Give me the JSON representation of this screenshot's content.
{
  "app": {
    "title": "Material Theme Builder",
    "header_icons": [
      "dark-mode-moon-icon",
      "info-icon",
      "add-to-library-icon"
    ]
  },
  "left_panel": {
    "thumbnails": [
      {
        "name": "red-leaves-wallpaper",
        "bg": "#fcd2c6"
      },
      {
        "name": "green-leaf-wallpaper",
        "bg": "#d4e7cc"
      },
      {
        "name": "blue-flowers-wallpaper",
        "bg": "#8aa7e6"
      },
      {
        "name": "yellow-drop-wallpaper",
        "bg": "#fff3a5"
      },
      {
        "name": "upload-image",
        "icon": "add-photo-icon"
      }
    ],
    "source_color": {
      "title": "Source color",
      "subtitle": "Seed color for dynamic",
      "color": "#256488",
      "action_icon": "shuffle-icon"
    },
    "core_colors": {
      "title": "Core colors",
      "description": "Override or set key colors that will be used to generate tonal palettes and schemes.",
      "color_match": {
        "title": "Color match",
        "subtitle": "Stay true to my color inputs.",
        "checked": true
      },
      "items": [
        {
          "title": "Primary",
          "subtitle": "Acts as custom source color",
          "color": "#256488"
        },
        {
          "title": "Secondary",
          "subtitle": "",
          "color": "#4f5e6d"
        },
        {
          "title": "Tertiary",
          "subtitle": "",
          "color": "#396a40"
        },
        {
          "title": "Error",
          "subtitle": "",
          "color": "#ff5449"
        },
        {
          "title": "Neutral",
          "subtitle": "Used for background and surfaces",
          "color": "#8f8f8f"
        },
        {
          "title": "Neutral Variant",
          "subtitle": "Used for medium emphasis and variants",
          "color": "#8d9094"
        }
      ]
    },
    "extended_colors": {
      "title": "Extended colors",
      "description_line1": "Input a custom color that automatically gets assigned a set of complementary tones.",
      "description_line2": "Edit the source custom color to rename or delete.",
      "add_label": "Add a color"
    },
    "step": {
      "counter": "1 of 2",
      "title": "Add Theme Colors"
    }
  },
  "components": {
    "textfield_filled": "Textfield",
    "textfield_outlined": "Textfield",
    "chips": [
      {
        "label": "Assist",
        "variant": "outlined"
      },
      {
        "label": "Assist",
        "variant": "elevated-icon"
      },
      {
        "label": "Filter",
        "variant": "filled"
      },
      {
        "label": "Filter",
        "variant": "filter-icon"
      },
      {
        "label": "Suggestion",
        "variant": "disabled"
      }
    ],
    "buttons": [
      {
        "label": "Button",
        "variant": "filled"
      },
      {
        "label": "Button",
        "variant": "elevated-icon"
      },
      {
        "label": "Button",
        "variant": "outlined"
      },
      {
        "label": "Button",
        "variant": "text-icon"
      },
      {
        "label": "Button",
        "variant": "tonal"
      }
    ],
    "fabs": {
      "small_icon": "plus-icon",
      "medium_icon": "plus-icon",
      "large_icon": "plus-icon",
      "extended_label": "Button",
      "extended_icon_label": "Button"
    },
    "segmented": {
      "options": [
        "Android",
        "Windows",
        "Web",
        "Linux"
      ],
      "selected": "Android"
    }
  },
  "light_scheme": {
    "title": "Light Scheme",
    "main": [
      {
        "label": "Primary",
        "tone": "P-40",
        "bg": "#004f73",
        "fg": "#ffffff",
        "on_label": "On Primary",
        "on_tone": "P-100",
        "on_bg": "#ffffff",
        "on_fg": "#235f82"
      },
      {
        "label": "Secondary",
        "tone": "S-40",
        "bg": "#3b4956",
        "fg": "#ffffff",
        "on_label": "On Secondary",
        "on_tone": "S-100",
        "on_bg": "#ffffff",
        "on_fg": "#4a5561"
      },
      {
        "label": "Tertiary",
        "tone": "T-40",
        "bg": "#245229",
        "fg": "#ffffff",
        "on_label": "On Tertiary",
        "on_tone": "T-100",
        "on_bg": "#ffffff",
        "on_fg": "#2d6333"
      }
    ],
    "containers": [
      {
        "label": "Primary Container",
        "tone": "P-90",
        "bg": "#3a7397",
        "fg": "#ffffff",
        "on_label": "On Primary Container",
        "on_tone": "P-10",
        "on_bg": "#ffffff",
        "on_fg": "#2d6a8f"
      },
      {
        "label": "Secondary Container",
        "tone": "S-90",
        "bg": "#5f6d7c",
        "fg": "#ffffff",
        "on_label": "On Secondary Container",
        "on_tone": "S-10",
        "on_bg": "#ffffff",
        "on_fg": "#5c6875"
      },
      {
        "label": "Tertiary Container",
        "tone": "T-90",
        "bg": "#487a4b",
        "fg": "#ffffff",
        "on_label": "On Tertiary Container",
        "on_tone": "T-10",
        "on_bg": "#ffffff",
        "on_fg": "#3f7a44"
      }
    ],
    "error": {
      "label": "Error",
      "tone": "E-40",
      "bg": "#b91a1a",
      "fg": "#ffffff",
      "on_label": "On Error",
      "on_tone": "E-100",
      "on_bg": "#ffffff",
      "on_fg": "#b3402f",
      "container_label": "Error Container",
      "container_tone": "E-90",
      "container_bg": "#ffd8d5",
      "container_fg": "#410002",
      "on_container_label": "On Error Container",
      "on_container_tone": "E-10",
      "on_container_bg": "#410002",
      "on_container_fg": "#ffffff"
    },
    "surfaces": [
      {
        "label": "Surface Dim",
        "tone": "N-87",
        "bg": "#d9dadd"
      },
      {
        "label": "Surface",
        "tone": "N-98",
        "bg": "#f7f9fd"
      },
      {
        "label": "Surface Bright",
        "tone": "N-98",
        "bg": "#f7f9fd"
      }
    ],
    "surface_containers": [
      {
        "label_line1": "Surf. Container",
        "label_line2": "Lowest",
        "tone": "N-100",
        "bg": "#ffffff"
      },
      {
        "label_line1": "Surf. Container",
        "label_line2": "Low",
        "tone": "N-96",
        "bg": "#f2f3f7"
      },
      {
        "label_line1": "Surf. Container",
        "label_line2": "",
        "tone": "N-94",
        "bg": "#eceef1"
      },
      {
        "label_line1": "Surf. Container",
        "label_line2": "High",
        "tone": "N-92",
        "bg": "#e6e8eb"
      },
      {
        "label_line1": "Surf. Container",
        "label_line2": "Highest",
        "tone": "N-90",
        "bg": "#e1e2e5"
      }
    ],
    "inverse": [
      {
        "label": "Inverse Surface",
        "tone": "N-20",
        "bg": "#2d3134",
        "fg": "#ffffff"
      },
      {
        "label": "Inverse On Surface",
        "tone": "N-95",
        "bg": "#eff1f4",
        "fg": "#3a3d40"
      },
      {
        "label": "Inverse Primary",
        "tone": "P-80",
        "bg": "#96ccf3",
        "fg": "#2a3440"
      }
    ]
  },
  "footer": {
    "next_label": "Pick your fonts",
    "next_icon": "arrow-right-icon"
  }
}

=-=-=-=-=

WHAT YOU SHOULD DO:
In the entries above, find every line with the word "Neutral" and list it.

ANSWER TO THE PROBLEM:
          "title": "Neutral",
          "title": "Neutral Variant",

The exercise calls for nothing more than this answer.